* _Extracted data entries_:
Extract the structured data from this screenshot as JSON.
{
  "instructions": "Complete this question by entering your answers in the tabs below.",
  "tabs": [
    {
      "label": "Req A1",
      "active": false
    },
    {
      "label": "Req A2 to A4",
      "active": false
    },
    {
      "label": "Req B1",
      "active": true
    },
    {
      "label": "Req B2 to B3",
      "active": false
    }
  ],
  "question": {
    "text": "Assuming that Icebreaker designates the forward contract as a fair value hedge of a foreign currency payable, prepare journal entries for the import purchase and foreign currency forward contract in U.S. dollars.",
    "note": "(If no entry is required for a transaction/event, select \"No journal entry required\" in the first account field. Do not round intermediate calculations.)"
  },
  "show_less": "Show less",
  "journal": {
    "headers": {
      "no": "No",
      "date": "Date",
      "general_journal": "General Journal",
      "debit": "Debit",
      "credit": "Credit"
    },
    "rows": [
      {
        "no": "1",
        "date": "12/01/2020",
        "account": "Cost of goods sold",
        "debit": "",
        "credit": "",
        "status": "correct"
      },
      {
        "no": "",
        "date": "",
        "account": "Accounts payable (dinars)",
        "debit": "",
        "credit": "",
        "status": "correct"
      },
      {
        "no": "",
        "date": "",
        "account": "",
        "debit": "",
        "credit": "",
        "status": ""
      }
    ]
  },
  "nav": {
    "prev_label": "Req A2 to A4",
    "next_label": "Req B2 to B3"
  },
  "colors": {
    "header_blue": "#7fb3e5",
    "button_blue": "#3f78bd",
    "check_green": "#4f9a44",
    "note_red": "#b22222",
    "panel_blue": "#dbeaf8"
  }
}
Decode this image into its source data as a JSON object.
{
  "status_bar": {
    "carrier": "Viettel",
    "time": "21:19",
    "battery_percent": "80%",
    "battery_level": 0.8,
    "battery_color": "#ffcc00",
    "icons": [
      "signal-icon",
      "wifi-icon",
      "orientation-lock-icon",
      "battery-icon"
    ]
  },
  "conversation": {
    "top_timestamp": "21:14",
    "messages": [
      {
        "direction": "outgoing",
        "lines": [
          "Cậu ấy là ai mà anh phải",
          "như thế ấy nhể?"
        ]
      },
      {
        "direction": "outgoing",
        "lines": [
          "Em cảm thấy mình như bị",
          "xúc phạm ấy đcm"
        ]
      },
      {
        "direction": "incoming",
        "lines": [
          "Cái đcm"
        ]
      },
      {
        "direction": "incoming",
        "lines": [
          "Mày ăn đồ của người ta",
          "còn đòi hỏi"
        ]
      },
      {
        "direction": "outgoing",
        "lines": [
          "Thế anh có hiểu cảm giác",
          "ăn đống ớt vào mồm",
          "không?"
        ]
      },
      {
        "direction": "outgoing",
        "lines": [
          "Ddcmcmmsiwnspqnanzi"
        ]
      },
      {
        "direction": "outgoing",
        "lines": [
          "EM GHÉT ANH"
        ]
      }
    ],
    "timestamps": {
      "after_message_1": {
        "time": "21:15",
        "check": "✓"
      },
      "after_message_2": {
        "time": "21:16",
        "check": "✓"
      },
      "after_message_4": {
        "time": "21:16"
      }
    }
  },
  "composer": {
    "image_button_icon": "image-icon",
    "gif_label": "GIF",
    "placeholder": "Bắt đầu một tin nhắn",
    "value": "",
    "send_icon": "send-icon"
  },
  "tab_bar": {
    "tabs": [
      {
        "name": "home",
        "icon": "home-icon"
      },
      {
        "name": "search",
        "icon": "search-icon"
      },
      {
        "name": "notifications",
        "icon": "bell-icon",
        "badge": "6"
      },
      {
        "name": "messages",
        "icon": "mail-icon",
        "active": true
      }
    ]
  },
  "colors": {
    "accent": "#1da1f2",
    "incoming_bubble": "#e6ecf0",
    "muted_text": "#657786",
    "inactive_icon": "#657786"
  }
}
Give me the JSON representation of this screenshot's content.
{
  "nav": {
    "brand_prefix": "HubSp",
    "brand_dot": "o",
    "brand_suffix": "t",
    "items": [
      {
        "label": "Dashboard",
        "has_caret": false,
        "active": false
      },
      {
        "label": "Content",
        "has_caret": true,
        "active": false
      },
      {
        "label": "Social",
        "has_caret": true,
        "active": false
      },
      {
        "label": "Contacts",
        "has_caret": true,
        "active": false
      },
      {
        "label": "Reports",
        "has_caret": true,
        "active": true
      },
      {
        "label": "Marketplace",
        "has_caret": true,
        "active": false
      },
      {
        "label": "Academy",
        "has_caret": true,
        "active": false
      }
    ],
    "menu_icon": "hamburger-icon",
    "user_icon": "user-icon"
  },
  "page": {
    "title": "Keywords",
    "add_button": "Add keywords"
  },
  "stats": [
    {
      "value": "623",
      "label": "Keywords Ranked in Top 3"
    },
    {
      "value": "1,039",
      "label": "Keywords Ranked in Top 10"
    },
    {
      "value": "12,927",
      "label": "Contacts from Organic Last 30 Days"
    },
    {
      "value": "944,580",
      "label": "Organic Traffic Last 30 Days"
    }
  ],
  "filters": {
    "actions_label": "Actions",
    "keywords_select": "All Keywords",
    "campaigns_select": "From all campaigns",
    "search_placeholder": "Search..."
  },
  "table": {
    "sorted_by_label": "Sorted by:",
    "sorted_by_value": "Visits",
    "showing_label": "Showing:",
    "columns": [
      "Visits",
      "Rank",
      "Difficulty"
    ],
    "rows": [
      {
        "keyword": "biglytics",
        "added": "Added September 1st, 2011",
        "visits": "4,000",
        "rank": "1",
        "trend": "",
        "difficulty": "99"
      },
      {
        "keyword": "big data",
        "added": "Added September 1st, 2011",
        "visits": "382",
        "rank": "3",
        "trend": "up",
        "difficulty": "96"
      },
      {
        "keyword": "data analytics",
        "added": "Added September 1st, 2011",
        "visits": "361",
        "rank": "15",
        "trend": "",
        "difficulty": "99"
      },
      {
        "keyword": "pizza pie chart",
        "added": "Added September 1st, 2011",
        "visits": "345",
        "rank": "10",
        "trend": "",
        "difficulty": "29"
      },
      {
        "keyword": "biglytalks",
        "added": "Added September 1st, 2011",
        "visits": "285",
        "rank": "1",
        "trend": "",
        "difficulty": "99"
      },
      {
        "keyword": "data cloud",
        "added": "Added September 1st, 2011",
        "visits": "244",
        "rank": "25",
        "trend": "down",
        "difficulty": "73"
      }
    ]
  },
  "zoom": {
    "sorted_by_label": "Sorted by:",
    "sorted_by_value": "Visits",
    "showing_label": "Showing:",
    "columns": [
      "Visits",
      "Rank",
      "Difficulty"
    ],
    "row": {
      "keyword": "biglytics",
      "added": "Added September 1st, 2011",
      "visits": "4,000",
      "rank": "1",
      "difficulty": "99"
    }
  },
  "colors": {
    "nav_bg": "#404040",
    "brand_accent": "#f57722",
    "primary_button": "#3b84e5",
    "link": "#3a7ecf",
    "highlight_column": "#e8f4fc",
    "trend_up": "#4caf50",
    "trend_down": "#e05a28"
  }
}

* _PROMPT_: Every record shown above must be echoed exactly.

* _SOLUTION TO THIS TASK_:
Extract the structured data from this screenshot as JSON.
{
  "instructions": "Complete this question by entering your answers in the tabs below.",
  "tabs": [
    {
      "label": "Req A1",
      "active": false
    },
    {
      "label": "Req A2 to A4",
      "active": false
    },
    {
      "label": "Req B1",
      "active": true
    },
    {
      "label": "Req B2 to B3",
      "active": false
    }
  ],
  "question": {
    "text": "Assuming that Icebreaker designates the forward contract as a fair value hedge of a foreign currency payable, prepare journal entries for the import purchase and foreign currency forward contract in U.S. dollars.",
    "note": "(If no entry is required for a transaction/event, select \"No journal entry required\" in the first account field. Do not round intermediate calculations.)"
  },
  "show_less": "Show less",
  "journal": {
    "headers": {
      "no": "No",
      "date": "Date",
      "general_journal": "General Journal",
      "debit": "Debit",
      "credit": "Credit"
    },
    "rows": [
      {
        "no": "1",
        "date": "12/01/2020",
        "account": "Cost of goods sold",
        "debit": "",
        "credit": "",
        "status": "correct"
      },
      {
        "no": "",
        "date": "",
        "account": "Accounts payable (dinars)",
        "debit": "",
        "credit": "",
        "status": "correct"
      },
      {
        "no": "",
        "date": "",
        "account": "",
        "debit": "",
        "credit": "",
        "status": ""
      }
    ]
  },
  "nav": {
    "prev_label": "Req A2 to A4",
    "next_label": "Req B2 to B3"
  },
  "colors": {
    "header_blue": "#7fb3e5",
    "button_blue": "#3f78bd",
    "check_green": "#4f9a44",
    "note_red": "#b22222",
    "panel_blue": "#dbeaf8"
  }
}
Decode this image into its source data as a JSON object.
{
  "status_bar": {
    "carrier": "Viettel",
    "time": "21:19",
    "battery_percent": "80%",
    "battery_level": 0.8,
    "battery_color": "#ffcc00",
    "icons": [
      "signal-icon",
      "wifi-icon",
      "orientation-lock-icon",
      "battery-icon"
    ]
  },
  "conversation": {
    "top_timestamp": "21:14",
    "messages": [
      {
        "direction": "outgoing",
        "lines": [
          "Cậu ấy là ai mà anh phải",
          "như thế ấy nhể?"
        ]
      },
      {
        "direction": "outgoing",
        "lines": [
          "Em cảm thấy mình như bị",
          "xúc phạm ấy đcm"
        ]
      },
      {
        "direction": "incoming",
        "lines": [
          "Cái đcm"
        ]
      },
      {
        "direction": "incoming",
        "lines": [
          "Mày ăn đồ của người ta",
          "còn đòi hỏi"
        ]
      },
      {
        "direction": "outgoing",
        "lines": [
          "Thế anh có hiểu cảm giác",
          "ăn đống ớt vào mồm",
          "không?"
        ]
      },
      {
        "direction": "outgoing",
        "lines": [
          "Ddcmcmmsiwnspqnanzi"
        ]
      },
      {
        "direction": "outgoing",
        "lines": [
          "EM GHÉT ANH"
        ]
      }
    ],
    "timestamps": {
      "after_message_1": {
        "time": "21:15",
        "check": "✓"
      },
      "after_message_2": {
        "time": "21:16",
        "check": "✓"
      },
      "after_message_4": {
        "time": "21:16"
      }
    }
  },
  "composer": {
    "image_button_icon": "image-icon",
    "gif_label": "GIF",
    "placeholder": "Bắt đầu một tin nhắn",
    "value": "",
    "send_icon": "send-icon"
  },
  "tab_bar": {
    "tabs": [
      {
        "name": "home",
        "icon": "home-icon"
      },
      {
        "name": "search",
        "icon": "search-icon"
      },
      {
        "name": "notifications",
        "icon": "bell-icon",
        "badge": "6"
      },
      {
        "name": "messages",
        "icon": "mail-icon",
        "active": true
      }
    ]
  },
  "colors": {
    "accent": "#1da1f2",
    "incoming_bubble": "#e6ecf0",
    "muted_text": "#657786",
    "inactive_icon": "#657786"
  }
}
Give me the JSON representation of this screenshot's content.
{
  "nav": {
    "brand_prefix": "HubSp",
    "brand_dot": "o",
    "brand_suffix": "t",
    "items": [
      {
        "label": "Dashboard",
        "has_caret": false,
        "active": false
      },
      {
        "label": "Content",
        "has_caret": true,
        "active": false
      },
      {
        "label": "Social",
        "has_caret": true,
        "active": false
      },
      {
        "label": "Contacts",
        "has_caret": true,
        "active": false
      },
      {
        "label": "Reports",
        "has_caret": true,
        "active": true
      },
      {
        "label": "Marketplace",
        "has_caret": true,
        "active": false
      },
      {
        "label": "Academy",
        "has_caret": true,
        "active": false
      }
    ],
    "menu_icon": "hamburger-icon",
    "user_icon": "user-icon"
  },
  "page": {
    "title": "Keywords",
    "add_button": "Add keywords"
  },
  "stats": [
    {
      "value": "623",
      "label": "Keywords Ranked in Top 3"
    },
    {
      "value": "1,039",
      "label": "Keywords Ranked in Top 10"
    },
    {
      "value": "12,927",
      "label": "Contacts from Organic Last 30 Days"
    },
    {
      "value": "944,580",
      "label": "Organic Traffic Last 30 Days"
    }
  ],
  "filters": {
    "actions_label": "Actions",
    "keywords_select": "All Keywords",
    "campaigns_select": "From all campaigns",
    "search_placeholder": "Search..."
  },
  "table": {
    "sorted_by_label": "Sorted by:",
    "sorted_by_value": "Visits",
    "showing_label": "Showing:",
    "columns": [
      "Visits",
      "Rank",
      "Difficulty"
    ],
    "rows": [
      {
        "keyword": "biglytics",
        "added": "Added September 1st, 2011",
        "visits": "4,000",
        "rank": "1",
        "trend": "",
        "difficulty": "99"
      },
      {
        "keyword": "big data",
        "added": "Added September 1st, 2011",
        "visits": "382",
        "rank": "3",
        "trend": "up",
        "difficulty": "96"
      },
      {
        "keyword": "data analytics",
        "added": "Added September 1st, 2011",
        "visits": "361",
        "rank": "15",
        "trend": "",
        "difficulty": "99"
      },
      {
        "keyword": "pizza pie chart",
        "added": "Added September 1st, 2011",
        "visits": "345",
        "rank": "10",
        "trend": "",
        "difficulty": "29"
      },
      {
        "keyword": "biglytalks",
        "added": "Added September 1st, 2011",
        "visits": "285",
        "rank": "1",
        "trend": "",
        "difficulty": "99"
      },
      {
        "keyword": "data cloud",
        "added": "Added September 1st, 2011",
        "visits": "244",
        "rank": "25",
        "trend": "down",
        "difficulty": "73"
      }
    ]
  },
  "zoom": {
    "sorted_by_label": "Sorted by:",
    "sorted_by_value": "Visits",
    "showing_label": "Showing:",
    "columns": [
      "Visits",
      "Rank",
      "Difficulty"
    ],
    "row": {
      "keyword": "biglytics",
      "added": "Added September 1st, 2011",
      "visits": "4,000",
      "rank": "1",
      "difficulty": "99"
    }
  },
  "colors": {
    "nav_bg": "#404040",
    "brand_accent": "#f57722",
    "primary_button": "#3b84e5",
    "link": "#3a7ecf",
    "highlight_column": "#e8f4fc",
    "trend_up": "#4caf50",
    "trend_down": "#e05a28"
  }
}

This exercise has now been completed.